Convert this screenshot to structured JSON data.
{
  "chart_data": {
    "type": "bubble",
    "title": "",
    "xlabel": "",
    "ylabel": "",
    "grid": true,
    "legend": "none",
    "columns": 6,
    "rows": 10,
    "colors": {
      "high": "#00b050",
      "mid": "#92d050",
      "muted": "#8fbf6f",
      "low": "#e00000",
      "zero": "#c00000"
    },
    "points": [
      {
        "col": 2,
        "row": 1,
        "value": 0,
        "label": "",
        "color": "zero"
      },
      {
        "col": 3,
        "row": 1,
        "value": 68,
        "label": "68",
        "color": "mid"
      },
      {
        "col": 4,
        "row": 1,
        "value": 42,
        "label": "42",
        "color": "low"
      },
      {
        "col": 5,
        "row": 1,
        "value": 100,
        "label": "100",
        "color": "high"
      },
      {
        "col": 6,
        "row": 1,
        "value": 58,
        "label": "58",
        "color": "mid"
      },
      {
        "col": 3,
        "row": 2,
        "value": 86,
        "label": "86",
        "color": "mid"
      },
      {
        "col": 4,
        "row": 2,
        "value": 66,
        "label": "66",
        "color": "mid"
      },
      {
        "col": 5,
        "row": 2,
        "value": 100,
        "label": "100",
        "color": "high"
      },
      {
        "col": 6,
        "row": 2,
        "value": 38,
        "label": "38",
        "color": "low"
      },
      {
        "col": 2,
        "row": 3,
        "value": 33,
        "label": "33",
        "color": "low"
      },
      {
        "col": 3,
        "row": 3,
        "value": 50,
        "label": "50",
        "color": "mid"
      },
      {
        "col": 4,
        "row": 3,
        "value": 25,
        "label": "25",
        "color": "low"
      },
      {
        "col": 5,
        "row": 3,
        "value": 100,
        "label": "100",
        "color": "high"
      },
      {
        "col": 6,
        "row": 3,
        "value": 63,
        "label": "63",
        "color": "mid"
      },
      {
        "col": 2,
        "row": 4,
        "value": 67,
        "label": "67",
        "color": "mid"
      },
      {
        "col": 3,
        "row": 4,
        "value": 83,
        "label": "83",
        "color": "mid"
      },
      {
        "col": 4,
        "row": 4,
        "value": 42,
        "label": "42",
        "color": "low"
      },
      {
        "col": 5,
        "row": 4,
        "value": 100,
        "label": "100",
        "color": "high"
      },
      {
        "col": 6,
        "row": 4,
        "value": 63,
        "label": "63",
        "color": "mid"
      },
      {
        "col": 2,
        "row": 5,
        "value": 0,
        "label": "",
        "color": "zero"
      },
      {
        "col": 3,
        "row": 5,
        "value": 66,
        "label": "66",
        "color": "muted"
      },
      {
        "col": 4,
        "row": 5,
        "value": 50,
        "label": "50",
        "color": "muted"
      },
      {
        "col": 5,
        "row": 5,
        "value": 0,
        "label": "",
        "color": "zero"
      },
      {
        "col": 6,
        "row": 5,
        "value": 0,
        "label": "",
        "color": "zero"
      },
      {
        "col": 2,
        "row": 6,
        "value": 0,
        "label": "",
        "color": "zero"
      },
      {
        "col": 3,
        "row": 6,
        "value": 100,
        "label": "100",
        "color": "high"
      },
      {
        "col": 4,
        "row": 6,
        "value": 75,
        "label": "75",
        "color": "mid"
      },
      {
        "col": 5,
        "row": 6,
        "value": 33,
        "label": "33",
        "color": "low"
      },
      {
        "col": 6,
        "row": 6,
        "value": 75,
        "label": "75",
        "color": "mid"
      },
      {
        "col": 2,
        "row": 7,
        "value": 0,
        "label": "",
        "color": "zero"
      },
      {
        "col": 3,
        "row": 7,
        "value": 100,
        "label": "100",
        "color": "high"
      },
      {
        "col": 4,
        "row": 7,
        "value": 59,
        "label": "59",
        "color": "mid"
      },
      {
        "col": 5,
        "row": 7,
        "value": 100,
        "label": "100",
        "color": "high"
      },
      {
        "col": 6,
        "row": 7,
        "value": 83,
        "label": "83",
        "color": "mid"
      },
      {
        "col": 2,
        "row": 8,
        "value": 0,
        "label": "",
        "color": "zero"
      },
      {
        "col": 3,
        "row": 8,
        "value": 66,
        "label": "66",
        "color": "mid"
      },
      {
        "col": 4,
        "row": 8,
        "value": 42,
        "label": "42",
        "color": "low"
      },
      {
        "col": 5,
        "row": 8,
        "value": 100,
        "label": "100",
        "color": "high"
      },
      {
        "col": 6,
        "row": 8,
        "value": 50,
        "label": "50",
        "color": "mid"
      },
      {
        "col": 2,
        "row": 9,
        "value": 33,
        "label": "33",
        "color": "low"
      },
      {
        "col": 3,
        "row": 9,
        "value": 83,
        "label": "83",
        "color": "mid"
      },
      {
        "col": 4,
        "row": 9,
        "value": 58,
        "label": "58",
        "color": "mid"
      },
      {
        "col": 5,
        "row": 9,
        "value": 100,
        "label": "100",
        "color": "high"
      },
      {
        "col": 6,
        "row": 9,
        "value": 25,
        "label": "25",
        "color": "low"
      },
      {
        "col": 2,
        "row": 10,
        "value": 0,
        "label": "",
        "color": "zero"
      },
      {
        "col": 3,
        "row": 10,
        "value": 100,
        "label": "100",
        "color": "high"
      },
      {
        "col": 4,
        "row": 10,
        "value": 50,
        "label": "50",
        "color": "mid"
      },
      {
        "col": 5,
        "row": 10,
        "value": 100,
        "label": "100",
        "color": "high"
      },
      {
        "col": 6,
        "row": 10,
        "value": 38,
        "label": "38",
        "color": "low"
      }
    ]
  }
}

> [Your goal]: Repeat all the entries word for word.

> [Solution below]:
Convert this screenshot to structured JSON data.
{
  "chart_data": {
    "type": "bubble",
    "title": "",
    "xlabel": "",
    "ylabel": "",
    "grid": true,
    "legend": "none",
    "columns": 6,
    "rows": 10,
    "colors": {
      "high": "#00b050",
      "mid": "#92d050",
      "muted": "#8fbf6f",
      "low": "#e00000",
      "zero": "#c00000"
    },
    "points": [
      {
        "col": 2,
        "row": 1,
        "value": 0,
        "label": "",
        "color": "zero"
      },
      {
        "col": 3,
        "row": 1,
        "value": 68,
        "label": "68",
        "color": "mid"
      },
      {
        "col": 4,
        "row": 1,
        "value": 42,
        "label": "42",
        "color": "low"
      },
      {
        "col": 5,
        "row": 1,
        "value": 100,
        "label": "100",
        "color": "high"
      },
      {
        "col": 6,
        "row": 1,
        "value": 58,
        "label": "58",
        "color": "mid"
      },
      {
        "col": 3,
        "row": 2,
        "value": 86,
        "label": "86",
        "color": "mid"
      },
      {
        "col": 4,
        "row": 2,
        "value": 66,
        "label": "66",
        "color": "mid"
      },
      {
        "col": 5,
        "row": 2,
        "value": 100,
        "label": "100",
        "color": "high"
      },
      {
        "col": 6,
        "row": 2,
        "value": 38,
        "label": "38",
        "color": "low"
      },
      {
        "col": 2,
        "row": 3,
        "value": 33,
        "label": "33",
        "color": "low"
      },
      {
        "col": 3,
        "row": 3,
        "value": 50,
        "label": "50",
        "color": "mid"
      },
      {
        "col": 4,
        "row": 3,
        "value": 25,
        "label": "25",
        "color": "low"
      },
      {
        "col": 5,
        "row": 3,
        "value": 100,
        "label": "100",
        "color": "high"
      },
      {
        "col": 6,
        "row": 3,
        "value": 63,
        "label": "63",
        "color": "mid"
      },
      {
        "col": 2,
        "row": 4,
        "value": 67,
        "label": "67",
        "color": "mid"
      },
      {
        "col": 3,
        "row": 4,
        "value": 83,
        "label": "83",
        "color": "mid"
      },
      {
        "col": 4,
        "row": 4,
        "value": 42,
        "label": "42",
        "color": "low"
      },
      {
        "col": 5,
        "row": 4,
        "value": 100,
        "label": "100",
        "color": "high"
      },
      {
        "col": 6,
        "row": 4,
        "value": 63,
        "label": "63",
        "color": "mid"
      },
      {
        "col": 2,
        "row": 5,
        "value": 0,
        "label": "",
        "color": "zero"
      },
      {
        "col": 3,
        "row": 5,
        "value": 66,
        "label": "66",
        "color": "muted"
      },
      {
        "col": 4,
        "row": 5,
        "value": 50,
        "label": "50",
        "color": "muted"
      },
      {
        "col": 5,
        "row": 5,
        "value": 0,
        "label": "",
        "color": "zero"
      },
      {
        "col": 6,
        "row": 5,
        "value": 0,
        "label": "",
        "color": "zero"
      },
      {
        "col": 2,
        "row": 6,
        "value": 0,
        "label": "",
        "color": "zero"
      },
      {
        "col": 3,
        "row": 6,
        "value": 100,
        "label": "100",
        "color": "high"
      },
      {
        "col": 4,
        "row": 6,
        "value": 75,
        "label": "75",
        "color": "mid"
      },
      {
        "col": 5,
        "row": 6,
        "value": 33,
        "label": "33",
        "color": "low"
      },
      {
        "col": 6,
        "row": 6,
        "value": 75,
        "label": "75",
        "color": "mid"
      },
      {
        "col": 2,
        "row": 7,
        "value": 0,
        "label": "",
        "color": "zero"
      },
      {
        "col": 3,
        "row": 7,
        "value": 100,
        "label": "100",
        "color": "high"
      },
      {
        "col": 4,
        "row": 7,
        "value": 59,
        "label": "59",
        "color": "mid"
      },
      {
        "col": 5,
        "row": 7,
        "value": 100,
        "label": "100",
        "color": "high"
      },
      {
        "col": 6,
        "row": 7,
        "value": 83,
        "label": "83",
        "color": "mid"
      },
      {
        "col": 2,
        "row": 8,
        "value": 0,
        "label": "",
        "color": "zero"
      },
      {
        "col": 3,
        "row": 8,
        "value": 66,
        "label": "66",
        "color": "mid"
      },
      {
        "col": 4,
        "row": 8,
        "value": 42,
        "label": "42",
        "color": "low"
      },
      {
        "col": 5,
        "row": 8,
        "value": 100,
        "label": "100",
        "color": "high"
      },
      {
        "col": 6,
        "row": 8,
        "value": 50,
        "label": "50",
        "color": "mid"
      },
      {
        "col": 2,
        "row": 9,
        "value": 33,
        "label": "33",
        "color": "low"
      },
      {
        "col": 3,
        "row": 9,
        "value": 83,
        "label": "83",
        "color": "mid"
      },
      {
        "col": 4,
        "row": 9,
        "value": 58,
        "label": "58",
        "color": "mid"
      },
      {
        "col": 5,
        "row": 9,
        "value": 100,
        "label": "100",
        "color": "high"
      },
      {
        "col": 6,
        "row": 9,
        "value": 25,
        "label": "25",
        "color": "low"
      },
      {
        "col": 2,
        "row": 10,
        "value": 0,
        "label": "",
        "color": "zero"
      },
      {
        "col": 3,
        "row": 10,
        "value": 100,
        "label": "100",
        "color": "high"
      },
      {
        "col": 4,
        "row": 10,
        "value": 50,
        "label": "50",
        "color": "mid"
      },
      {
        "col": 5,
        "row": 10,
        "value": 100,
        "label": "100",
        "color": "high"
      },
      {
        "col": 6,
        "row": 10,
        "value": 38,
        "label": "38",
        "color": "low"
      }
    ]
  }
}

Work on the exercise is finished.